• _AIM_
List all lines of the data that include the string "seelsorger".

Data listing:
--------------------------------------------------

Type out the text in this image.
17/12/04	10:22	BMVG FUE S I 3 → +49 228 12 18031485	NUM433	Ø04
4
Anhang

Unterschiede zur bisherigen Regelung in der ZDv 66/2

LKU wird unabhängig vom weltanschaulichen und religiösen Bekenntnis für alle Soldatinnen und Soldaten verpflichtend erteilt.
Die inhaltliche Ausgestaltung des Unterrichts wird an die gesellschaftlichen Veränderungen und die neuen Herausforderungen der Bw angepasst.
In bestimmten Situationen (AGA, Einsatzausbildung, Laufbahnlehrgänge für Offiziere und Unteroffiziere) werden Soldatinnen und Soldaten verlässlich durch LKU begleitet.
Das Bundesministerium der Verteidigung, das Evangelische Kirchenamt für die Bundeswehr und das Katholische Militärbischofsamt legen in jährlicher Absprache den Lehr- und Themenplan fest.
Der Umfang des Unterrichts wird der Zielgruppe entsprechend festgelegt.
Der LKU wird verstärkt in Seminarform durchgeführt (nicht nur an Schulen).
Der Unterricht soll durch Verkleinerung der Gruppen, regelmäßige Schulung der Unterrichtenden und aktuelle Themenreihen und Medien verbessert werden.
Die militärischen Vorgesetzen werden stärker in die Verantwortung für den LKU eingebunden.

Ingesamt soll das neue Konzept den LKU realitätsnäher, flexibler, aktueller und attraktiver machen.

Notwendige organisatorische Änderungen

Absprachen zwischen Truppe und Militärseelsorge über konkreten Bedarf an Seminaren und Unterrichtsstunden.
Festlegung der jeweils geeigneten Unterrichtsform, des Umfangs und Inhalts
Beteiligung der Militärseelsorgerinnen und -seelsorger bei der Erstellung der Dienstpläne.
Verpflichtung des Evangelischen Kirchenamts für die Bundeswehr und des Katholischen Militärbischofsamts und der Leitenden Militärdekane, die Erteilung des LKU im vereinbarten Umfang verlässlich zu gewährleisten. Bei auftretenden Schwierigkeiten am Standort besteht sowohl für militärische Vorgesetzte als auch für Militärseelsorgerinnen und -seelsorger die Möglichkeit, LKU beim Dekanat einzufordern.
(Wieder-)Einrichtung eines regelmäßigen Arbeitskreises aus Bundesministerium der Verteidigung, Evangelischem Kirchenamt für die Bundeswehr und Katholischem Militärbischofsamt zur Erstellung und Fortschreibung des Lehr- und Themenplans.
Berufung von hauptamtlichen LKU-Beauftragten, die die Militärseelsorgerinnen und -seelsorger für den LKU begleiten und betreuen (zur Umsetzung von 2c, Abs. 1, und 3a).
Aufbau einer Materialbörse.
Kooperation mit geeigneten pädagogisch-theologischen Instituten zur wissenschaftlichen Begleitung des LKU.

--------------------------------------------------

• _SOLUTION BELOW_
Beteiligung der Militärseelsorgerinnen und -seelsorger bei der Erstellung der Dienstpläne.
Verpflichtung des Evangelischen Kirchenamts für die Bundeswehr und des Katholischen Militärbischofsamts und der Leitenden Militärdekane, die Erteilung des LKU im vereinbarten Umfang verlässlich zu gewährleisten. Bei auftretenden Schwierigkeiten am Standort besteht sowohl für militärische Vorgesetzte als auch für Militärseelsorgerinnen und -seelsorger die Möglichkeit, LKU beim Dekanat einzufordern.
Berufung von hauptamtlichen LKU-Beauftragten, die die Militärseelsorgerinnen und -seelsorger für den LKU begleiten und betreuen (zur Umsetzung von 2c, Abs. 1, und 3a).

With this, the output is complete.